■ **Exercise instructions**:
Write out each line of the listing as it stands, without the images.

>> Start Dataset content

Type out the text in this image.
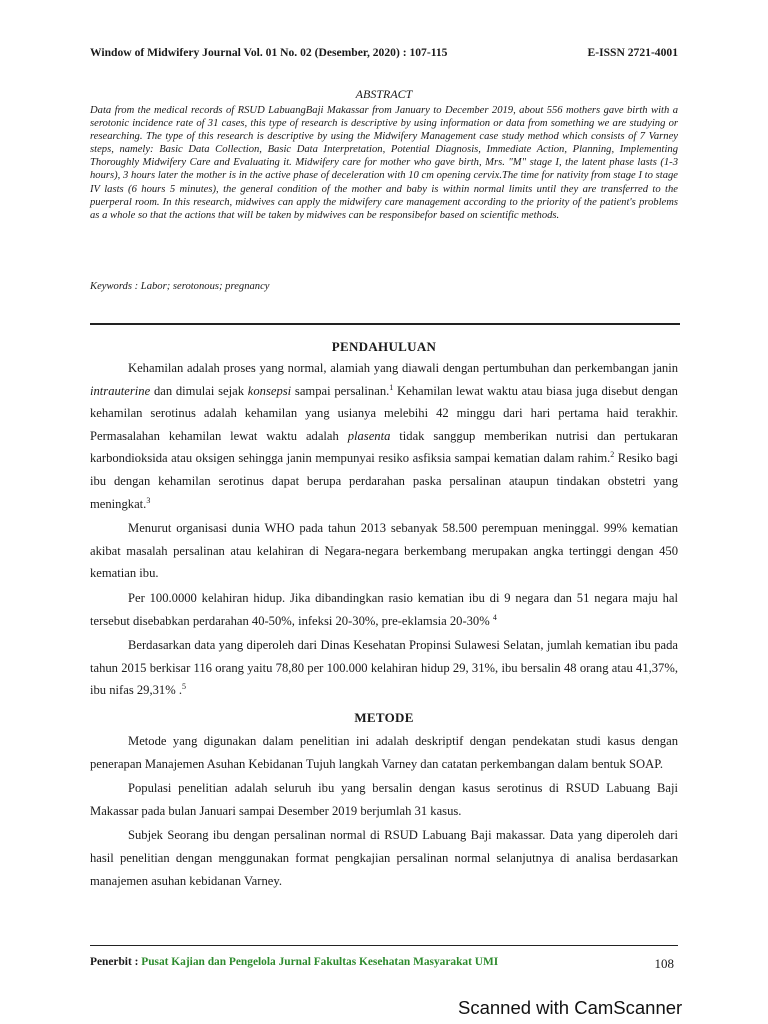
Window of Midwifery Journal Vol. 01 No. 02 (Desember, 2020) : 107-115	E-ISSN 2721-4001
ABSTRACT

Data from the medical records of RSUD LabuangBaji Makassar from January to December 2019, about 556 mothers gave birth with a serotonic incidence rate of 31 cases, this type of research is descriptive by using information or data from something we are studying or researching. The type of this research is descriptive by using the Midwifery Management case study method which consists of 7 Varney steps, namely: Basic Data Collection, Basic Data Interpretation, Potential Diagnosis, Immediate Action, Planning, Implementing Thoroughly Midwifery Care and Evaluating it. Midwifery care for mother who gave birth, Mrs. "M" stage I, the latent phase lasts (1-3 hours), 3 hours later the mother is in the active phase of deceleration with 10 cm opening cervix.The time for nativity from stage I to stage IV lasts (6 hours 5 minutes), the general condition of the mother and baby is within normal limits until they are transferred to the puerperal room. In this research, midwives can apply the midwifery care management according to the priority of the patient's problems as a whole so that the actions that will be taken by midwives can be responsibefor based on scientific methods.

Keywords : Labor; serotonous; pregnancy
PENDAHULUAN

Kehamilan adalah proses yang normal, alamiah yang diawali dengan pertumbuhan dan perkembangan janin intrauterine dan dimulai sejak konsepsi sampai persalinan.$^1$ Kehamilan lewat waktu atau biasa juga disebut dengan kehamilan serotinus adalah kehamilan yang usianya melebihi 42 minggu dari hari pertama haid terakhir. Permasalahan kehamilan lewat waktu adalah plasenta tidak sanggup memberikan nutrisi dan pertukaran karbondioksida atau oksigen sehingga janin mempunyai resiko asfiksia sampai kematian dalam rahim.$^2$ Resiko bagi ibu dengan kehamilan serotinus dapat berupa perdarahan paska persalinan ataupun tindakan obstetri yang meningkat.$^3$

Menurut organisasi dunia WHO pada tahun 2013 sebanyak 58.500 perempuan meninggal. 99% kematian akibat masalah persalinan atau kelahiran di Negara-negara berkembang merupakan angka tertinggi dengan 450 kematian ibu.

Per 100.0000 kelahiran hidup. Jika dibandingkan rasio kematian ibu di 9 negara dan 51 negara maju hal tersebut disebabkan perdarahan 40-50%, infeksi 20-30%, pre-eklamsia 20-30% $^4$

Berdasarkan data yang diperoleh dari Dinas Kesehatan Propinsi Sulawesi Selatan, jumlah kematian ibu pada tahun 2015 berkisar 116 orang yaitu 78,80 per 100.000 kelahiran hidup 29, 31%, ibu bersalin 48 orang atau 41,37%, ibu nifas 29,31% .$^5$

METODE

Metode yang digunakan dalam penelitian ini adalah deskriptif dengan pendekatan studi kasus dengan penerapan Manajemen Asuhan Kebidanan Tujuh langkah Varney dan catatan perkembangan dalam bentuk SOAP.

Populasi penelitian adalah seluruh ibu yang bersalin dengan kasus serotinus di RSUD Labuang Baji Makassar pada bulan Januari sampai Desember 2019 berjumlah 31 kasus.

Subjek Seorang ibu dengan persalinan normal di RSUD Labuang Baji makassar. Data yang diperoleh dari hasil penelitian dengan menggunakan format pengkajian persalinan normal selanjutnya di analisa berdasarkan manajemen asuhan kebidanan Varney.

Penerbit : Pusat Kajian dan Pengelola Jurnal Fakultas Kesehatan Masyarakat UMI	108
Scanned with CamScanner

>> End Dataset content

■ **The result**:
Type out the text in this image.
Window of Midwifery Journal Vol. 01 No. 02 (Desember, 2020) : 107-115	E-ISSN 2721-4001
ABSTRACT

Data from the medical records of RSUD LabuangBaji Makassar from January to December 2019, about 556 mothers gave birth with a serotonic incidence rate of 31 cases, this type of research is descriptive by using information or data from something we are studying or researching. The type of this research is descriptive by using the Midwifery Management case study method which consists of 7 Varney steps, namely: Basic Data Collection, Basic Data Interpretation, Potential Diagnosis, Immediate Action, Planning, Implementing Thoroughly Midwifery Care and Evaluating it. Midwifery care for mother who gave birth, Mrs. "M" stage I, the latent phase lasts (1-3 hours), 3 hours later the mother is in the active phase of deceleration with 10 cm opening cervix.The time for nativity from stage I to stage IV lasts (6 hours 5 minutes), the general condition of the mother and baby is within normal limits until they are transferred to the puerperal room. In this research, midwives can apply the midwifery care management according to the priority of the patient's problems as a whole so that the actions that will be taken by midwives can be responsibefor based on scientific methods.

Keywords : Labor; serotonous; pregnancy
PENDAHULUAN

Kehamilan adalah proses yang normal, alamiah yang diawali dengan pertumbuhan dan perkembangan janin intrauterine dan dimulai sejak konsepsi sampai persalinan.$^1$ Kehamilan lewat waktu atau biasa juga disebut dengan kehamilan serotinus adalah kehamilan yang usianya melebihi 42 minggu dari hari pertama haid terakhir. Permasalahan kehamilan lewat waktu adalah plasenta tidak sanggup memberikan nutrisi dan pertukaran karbondioksida atau oksigen sehingga janin mempunyai resiko asfiksia sampai kematian dalam rahim.$^2$ Resiko bagi ibu dengan kehamilan serotinus dapat berupa perdarahan paska persalinan ataupun tindakan obstetri yang meningkat.$^3$

Menurut organisasi dunia WHO pada tahun 2013 sebanyak 58.500 perempuan meninggal. 99% kematian akibat masalah persalinan atau kelahiran di Negara-negara berkembang merupakan angka tertinggi dengan 450 kematian ibu.

Per 100.0000 kelahiran hidup. Jika dibandingkan rasio kematian ibu di 9 negara dan 51 negara maju hal tersebut disebabkan perdarahan 40-50%, infeksi 20-30%, pre-eklamsia 20-30% $^4$

Berdasarkan data yang diperoleh dari Dinas Kesehatan Propinsi Sulawesi Selatan, jumlah kematian ibu pada tahun 2015 berkisar 116 orang yaitu 78,80 per 100.000 kelahiran hidup 29, 31%, ibu bersalin 48 orang atau 41,37%, ibu nifas 29,31% .$^5$

METODE

Metode yang digunakan dalam penelitian ini adalah deskriptif dengan pendekatan studi kasus dengan penerapan Manajemen Asuhan Kebidanan Tujuh langkah Varney dan catatan perkembangan dalam bentuk SOAP.

Populasi penelitian adalah seluruh ibu yang bersalin dengan kasus serotinus di RSUD Labuang Baji Makassar pada bulan Januari sampai Desember 2019 berjumlah 31 kasus.

Subjek Seorang ibu dengan persalinan normal di RSUD Labuang Baji makassar. Data yang diperoleh dari hasil penelitian dengan menggunakan format pengkajian persalinan normal selanjutnya di analisa berdasarkan manajemen asuhan kebidanan Varney.

Penerbit : Pusat Kajian dan Pengelola Jurnal Fakultas Kesehatan Masyarakat UMI	108
Scanned with CamScanner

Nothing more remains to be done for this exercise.